> _STATED GOAL_
Count how many lines hold the string "phần", and give only that number.

____ DATA TO PROCESS

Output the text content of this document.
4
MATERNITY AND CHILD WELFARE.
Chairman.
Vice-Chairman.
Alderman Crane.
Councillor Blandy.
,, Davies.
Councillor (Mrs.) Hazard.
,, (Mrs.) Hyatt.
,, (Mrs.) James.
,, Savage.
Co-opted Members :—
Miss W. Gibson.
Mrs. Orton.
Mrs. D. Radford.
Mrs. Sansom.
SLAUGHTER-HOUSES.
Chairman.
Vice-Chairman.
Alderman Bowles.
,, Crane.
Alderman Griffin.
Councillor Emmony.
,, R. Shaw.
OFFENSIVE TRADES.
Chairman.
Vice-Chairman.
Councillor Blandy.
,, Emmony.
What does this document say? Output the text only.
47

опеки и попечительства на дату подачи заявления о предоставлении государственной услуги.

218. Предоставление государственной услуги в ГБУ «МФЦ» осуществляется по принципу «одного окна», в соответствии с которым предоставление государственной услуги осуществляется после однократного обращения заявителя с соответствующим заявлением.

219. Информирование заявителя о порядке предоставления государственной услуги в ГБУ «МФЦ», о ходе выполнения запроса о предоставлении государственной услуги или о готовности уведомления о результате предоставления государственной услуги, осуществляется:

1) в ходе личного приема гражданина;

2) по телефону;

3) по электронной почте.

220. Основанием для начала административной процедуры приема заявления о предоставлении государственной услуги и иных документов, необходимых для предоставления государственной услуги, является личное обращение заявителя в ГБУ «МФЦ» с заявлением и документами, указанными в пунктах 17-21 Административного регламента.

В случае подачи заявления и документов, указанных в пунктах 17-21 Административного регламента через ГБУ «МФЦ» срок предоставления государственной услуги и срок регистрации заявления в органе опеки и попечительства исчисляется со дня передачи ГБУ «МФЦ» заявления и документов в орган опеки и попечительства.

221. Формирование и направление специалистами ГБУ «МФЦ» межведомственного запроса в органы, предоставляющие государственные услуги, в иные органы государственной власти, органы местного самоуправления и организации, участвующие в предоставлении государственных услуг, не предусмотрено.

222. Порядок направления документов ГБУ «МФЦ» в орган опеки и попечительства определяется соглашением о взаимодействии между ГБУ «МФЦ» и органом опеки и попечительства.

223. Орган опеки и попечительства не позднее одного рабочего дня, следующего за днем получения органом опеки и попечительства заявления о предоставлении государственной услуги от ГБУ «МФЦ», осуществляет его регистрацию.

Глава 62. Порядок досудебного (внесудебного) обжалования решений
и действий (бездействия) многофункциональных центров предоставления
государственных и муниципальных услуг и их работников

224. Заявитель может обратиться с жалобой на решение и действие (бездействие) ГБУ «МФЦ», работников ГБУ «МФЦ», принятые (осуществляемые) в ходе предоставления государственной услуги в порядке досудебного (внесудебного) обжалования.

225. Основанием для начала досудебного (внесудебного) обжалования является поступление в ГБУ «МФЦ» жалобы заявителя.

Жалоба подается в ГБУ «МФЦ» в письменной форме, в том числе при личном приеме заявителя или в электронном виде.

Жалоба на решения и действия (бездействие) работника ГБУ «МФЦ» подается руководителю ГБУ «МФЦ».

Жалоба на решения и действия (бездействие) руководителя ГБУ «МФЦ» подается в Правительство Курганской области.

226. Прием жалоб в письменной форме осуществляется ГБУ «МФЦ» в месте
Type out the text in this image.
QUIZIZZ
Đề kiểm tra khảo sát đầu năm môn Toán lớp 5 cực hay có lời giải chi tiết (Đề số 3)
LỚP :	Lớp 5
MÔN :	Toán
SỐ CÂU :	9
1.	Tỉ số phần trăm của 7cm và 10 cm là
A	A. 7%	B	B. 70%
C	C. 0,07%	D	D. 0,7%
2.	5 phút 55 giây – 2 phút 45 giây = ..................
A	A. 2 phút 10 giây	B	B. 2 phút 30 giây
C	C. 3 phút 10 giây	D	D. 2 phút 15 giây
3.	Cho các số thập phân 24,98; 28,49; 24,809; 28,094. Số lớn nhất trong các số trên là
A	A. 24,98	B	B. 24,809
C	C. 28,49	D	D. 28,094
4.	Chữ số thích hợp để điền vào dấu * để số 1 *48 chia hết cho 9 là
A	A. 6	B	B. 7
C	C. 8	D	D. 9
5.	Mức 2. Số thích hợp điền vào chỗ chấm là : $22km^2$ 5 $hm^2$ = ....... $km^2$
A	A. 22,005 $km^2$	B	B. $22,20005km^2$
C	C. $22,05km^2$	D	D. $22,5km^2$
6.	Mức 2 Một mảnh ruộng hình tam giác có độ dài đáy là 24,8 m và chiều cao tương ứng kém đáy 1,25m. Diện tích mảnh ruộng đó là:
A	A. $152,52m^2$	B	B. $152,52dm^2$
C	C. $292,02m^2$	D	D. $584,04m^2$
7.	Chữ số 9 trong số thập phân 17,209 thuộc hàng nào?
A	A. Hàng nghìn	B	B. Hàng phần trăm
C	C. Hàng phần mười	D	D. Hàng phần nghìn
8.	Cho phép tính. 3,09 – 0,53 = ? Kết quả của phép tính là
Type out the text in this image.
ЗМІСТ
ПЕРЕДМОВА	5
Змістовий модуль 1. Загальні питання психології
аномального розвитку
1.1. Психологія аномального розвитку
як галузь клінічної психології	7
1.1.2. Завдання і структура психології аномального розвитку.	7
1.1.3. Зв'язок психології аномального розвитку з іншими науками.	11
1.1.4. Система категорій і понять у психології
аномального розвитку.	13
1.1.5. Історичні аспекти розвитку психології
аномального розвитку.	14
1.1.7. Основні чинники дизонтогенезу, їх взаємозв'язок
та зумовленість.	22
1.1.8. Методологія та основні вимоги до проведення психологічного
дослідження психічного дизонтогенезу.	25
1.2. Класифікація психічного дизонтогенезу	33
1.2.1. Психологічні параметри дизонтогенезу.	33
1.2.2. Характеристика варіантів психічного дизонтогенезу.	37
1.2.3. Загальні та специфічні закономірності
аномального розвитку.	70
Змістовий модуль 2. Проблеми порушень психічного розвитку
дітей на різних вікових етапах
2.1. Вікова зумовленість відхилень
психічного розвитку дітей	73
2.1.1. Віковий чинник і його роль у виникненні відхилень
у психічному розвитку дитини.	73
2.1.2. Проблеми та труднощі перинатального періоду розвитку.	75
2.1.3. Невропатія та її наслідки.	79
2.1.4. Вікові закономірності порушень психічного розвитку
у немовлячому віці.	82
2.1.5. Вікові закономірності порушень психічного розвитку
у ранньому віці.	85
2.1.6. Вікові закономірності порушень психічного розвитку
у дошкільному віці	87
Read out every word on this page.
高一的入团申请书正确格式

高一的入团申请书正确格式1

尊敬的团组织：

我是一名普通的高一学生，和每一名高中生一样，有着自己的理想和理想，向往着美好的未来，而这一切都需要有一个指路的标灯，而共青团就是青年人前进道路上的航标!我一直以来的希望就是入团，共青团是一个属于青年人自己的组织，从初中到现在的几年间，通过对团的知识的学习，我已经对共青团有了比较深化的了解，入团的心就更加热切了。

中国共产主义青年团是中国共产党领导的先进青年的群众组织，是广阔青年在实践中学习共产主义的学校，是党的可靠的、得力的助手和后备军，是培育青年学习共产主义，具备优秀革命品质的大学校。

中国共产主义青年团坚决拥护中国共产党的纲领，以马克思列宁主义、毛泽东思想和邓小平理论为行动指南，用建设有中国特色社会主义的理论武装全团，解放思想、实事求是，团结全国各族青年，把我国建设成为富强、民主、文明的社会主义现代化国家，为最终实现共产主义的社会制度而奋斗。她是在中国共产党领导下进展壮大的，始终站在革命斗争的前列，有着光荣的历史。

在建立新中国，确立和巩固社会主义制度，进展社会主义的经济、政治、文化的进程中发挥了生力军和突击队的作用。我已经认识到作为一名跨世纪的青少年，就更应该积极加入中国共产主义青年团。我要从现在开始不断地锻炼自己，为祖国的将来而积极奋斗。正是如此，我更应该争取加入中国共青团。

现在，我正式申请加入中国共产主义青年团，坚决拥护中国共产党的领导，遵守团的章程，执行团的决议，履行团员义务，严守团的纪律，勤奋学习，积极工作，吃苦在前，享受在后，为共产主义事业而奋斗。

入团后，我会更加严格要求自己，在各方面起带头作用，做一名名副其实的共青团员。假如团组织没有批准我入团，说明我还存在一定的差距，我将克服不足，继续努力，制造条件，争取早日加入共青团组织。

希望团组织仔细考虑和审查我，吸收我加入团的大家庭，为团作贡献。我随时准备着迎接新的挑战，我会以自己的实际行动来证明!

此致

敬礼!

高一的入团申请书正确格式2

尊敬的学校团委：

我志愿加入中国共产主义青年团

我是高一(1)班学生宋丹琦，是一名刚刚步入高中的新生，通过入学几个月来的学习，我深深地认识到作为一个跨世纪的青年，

________

> _WRITTEN RESPONSE_
3